- **What the exercise asks**
Copy out all lines carrying the word "different".

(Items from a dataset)
## START

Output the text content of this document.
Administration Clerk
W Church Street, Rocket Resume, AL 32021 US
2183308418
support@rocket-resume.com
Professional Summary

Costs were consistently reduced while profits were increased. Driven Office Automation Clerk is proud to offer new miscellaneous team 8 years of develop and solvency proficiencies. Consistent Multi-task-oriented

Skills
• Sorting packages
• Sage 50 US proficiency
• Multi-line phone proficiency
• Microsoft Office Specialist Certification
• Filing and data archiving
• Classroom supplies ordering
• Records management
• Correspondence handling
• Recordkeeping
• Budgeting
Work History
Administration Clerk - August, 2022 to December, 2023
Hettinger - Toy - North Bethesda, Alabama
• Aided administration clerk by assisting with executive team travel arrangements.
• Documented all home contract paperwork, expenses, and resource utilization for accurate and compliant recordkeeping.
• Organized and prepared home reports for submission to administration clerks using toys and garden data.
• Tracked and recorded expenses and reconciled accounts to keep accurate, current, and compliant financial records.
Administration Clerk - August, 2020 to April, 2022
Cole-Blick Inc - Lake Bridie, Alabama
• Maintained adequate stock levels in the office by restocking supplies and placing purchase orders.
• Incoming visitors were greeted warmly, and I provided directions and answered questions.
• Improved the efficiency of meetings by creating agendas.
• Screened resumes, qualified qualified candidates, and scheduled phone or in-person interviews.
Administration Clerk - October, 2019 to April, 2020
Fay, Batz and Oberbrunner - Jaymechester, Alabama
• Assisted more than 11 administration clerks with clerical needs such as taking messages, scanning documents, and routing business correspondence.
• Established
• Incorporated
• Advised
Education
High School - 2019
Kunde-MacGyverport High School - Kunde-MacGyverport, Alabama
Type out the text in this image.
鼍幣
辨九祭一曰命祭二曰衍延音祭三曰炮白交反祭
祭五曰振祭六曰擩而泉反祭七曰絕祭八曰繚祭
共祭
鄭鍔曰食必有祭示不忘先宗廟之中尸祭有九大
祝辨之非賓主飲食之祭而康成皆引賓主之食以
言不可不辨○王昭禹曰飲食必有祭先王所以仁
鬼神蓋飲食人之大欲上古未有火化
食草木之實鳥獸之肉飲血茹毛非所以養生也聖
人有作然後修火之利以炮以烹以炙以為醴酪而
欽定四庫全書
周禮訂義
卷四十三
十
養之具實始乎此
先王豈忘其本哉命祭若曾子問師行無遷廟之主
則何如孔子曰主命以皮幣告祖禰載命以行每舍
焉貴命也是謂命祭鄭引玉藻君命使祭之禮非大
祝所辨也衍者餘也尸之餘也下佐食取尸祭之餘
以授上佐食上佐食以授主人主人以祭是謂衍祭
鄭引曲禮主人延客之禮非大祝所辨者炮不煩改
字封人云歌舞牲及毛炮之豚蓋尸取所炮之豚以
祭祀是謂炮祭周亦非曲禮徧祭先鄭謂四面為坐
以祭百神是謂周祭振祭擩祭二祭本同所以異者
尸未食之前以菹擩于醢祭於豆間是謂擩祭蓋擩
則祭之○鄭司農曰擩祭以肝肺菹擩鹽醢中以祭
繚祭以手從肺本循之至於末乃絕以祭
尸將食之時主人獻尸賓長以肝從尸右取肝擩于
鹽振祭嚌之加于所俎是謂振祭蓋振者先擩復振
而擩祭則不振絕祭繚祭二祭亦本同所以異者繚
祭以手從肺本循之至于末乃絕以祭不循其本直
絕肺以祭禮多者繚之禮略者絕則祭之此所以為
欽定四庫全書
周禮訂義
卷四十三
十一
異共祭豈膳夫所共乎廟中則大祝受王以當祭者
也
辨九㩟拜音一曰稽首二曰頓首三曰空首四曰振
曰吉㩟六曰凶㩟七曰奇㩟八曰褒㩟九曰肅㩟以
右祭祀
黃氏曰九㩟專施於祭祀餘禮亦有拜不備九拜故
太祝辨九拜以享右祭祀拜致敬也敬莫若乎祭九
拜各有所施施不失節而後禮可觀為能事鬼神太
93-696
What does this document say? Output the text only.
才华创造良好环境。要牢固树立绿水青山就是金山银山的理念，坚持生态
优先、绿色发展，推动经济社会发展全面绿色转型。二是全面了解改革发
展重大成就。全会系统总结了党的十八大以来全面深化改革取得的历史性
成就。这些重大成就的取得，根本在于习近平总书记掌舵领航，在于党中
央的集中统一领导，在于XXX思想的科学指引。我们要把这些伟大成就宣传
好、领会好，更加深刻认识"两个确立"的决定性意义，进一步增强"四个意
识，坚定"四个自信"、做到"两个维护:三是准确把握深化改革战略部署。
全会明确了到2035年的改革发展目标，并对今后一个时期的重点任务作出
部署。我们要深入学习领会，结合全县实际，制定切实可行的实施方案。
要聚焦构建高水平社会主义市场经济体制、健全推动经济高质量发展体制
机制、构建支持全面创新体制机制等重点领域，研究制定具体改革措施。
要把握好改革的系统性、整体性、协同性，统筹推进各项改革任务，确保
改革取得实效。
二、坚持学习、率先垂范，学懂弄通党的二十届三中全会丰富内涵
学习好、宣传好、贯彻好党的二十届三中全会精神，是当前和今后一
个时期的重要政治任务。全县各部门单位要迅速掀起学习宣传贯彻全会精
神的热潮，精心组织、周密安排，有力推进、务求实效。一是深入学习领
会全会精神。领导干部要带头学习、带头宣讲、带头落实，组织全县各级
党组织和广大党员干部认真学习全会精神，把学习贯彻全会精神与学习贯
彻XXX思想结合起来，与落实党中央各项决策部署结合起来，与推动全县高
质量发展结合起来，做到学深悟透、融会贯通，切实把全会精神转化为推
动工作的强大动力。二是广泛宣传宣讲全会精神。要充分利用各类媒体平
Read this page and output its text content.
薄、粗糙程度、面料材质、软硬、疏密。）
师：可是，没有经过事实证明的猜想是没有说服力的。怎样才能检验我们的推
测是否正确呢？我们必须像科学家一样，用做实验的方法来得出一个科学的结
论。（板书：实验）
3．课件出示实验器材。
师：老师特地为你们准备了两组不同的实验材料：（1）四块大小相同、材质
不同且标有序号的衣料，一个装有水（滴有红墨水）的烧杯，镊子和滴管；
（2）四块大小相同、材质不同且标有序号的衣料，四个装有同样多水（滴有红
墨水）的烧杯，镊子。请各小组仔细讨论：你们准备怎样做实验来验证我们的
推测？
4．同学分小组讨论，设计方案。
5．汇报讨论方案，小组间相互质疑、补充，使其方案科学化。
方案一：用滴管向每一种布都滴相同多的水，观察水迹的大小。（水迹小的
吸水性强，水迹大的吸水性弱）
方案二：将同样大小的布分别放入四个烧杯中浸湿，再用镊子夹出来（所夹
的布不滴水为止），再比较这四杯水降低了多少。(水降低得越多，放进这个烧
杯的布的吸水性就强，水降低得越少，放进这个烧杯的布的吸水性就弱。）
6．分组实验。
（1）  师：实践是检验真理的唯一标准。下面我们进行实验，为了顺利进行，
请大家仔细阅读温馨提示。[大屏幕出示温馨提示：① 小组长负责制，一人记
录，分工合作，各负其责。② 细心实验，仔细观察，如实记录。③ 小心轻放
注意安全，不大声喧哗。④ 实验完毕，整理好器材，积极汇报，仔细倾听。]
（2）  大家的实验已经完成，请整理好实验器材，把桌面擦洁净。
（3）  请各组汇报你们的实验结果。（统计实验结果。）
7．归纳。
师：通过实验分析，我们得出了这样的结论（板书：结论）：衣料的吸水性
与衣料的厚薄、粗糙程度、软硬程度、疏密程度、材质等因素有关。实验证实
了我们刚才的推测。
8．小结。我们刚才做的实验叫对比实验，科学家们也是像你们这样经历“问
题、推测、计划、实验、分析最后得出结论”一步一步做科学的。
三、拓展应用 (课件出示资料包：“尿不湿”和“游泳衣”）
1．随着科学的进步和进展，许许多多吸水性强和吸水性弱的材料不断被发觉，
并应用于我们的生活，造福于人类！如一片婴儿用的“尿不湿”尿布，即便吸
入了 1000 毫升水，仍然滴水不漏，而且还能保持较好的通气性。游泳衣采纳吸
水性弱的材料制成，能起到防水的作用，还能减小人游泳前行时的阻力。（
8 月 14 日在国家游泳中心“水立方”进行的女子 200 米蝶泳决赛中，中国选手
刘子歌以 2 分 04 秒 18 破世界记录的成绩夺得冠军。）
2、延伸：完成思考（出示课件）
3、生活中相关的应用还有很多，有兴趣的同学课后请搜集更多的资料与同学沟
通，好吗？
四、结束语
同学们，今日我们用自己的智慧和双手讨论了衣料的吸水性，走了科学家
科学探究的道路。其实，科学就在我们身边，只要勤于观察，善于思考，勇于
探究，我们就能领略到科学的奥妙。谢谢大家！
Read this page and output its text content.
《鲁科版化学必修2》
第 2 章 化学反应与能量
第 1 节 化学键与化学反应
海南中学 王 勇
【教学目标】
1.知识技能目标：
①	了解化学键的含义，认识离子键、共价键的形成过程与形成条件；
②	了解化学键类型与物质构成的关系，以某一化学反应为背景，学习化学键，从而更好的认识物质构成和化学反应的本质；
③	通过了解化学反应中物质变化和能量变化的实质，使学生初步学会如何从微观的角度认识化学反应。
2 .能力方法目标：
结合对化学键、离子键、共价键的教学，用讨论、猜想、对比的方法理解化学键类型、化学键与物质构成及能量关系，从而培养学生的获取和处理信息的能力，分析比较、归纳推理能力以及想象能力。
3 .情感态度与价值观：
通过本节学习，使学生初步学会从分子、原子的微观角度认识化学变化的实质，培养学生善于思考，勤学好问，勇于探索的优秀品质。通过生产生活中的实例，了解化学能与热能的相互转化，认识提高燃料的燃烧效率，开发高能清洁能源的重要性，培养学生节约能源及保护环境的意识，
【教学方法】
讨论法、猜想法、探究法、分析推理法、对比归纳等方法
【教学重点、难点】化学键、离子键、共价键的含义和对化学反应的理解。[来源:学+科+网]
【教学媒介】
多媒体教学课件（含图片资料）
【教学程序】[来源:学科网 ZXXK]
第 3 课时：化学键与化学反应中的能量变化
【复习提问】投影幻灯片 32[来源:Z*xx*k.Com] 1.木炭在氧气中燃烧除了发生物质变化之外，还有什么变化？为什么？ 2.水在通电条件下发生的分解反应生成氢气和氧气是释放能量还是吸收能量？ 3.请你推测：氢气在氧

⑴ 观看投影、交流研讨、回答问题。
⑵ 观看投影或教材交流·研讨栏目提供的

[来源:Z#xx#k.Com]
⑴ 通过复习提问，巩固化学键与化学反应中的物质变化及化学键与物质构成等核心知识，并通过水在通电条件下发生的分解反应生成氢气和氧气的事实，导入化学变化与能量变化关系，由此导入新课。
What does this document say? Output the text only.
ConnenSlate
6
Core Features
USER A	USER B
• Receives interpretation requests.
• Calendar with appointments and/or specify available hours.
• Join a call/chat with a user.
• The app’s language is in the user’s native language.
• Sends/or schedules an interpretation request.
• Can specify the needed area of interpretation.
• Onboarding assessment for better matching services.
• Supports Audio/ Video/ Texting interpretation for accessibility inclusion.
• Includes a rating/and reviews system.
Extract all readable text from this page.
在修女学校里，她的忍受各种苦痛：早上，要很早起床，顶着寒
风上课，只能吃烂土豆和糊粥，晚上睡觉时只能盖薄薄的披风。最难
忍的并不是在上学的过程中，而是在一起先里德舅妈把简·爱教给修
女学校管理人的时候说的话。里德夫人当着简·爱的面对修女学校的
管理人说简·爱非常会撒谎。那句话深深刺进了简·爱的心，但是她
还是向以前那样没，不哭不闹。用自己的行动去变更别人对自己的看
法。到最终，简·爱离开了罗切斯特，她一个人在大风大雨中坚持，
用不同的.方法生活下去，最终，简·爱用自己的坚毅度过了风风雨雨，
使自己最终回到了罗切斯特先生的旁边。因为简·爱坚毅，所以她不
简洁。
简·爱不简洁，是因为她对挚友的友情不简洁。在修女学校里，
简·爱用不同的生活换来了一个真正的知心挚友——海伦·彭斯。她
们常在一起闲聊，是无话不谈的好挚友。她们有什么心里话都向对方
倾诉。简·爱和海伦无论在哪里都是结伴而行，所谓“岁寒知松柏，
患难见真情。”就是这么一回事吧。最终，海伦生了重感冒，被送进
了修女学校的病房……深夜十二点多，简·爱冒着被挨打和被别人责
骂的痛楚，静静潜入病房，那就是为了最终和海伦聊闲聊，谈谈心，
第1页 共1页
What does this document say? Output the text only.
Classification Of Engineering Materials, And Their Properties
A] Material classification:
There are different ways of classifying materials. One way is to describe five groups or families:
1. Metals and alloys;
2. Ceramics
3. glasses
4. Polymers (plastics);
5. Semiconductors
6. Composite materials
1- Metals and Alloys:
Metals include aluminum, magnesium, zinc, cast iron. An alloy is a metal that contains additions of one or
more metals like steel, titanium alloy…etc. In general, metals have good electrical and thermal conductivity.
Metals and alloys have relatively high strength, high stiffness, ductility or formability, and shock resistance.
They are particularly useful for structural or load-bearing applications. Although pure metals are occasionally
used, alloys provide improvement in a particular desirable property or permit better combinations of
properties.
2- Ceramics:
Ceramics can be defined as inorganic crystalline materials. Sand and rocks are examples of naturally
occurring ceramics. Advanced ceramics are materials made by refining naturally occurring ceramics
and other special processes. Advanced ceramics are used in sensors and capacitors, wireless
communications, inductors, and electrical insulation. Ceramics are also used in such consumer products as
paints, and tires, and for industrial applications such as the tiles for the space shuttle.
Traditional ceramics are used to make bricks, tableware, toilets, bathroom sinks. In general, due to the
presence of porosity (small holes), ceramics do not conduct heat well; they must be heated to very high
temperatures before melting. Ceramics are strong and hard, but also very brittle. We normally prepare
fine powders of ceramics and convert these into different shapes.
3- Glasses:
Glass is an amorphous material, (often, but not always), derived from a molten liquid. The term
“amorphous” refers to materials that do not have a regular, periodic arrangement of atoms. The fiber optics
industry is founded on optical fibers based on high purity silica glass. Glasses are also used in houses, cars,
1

## END

- **Answer for the task**
There are different ways of classifying materials. One way is to describe five groups or families:
fine powders of ceramics and convert these into different shapes.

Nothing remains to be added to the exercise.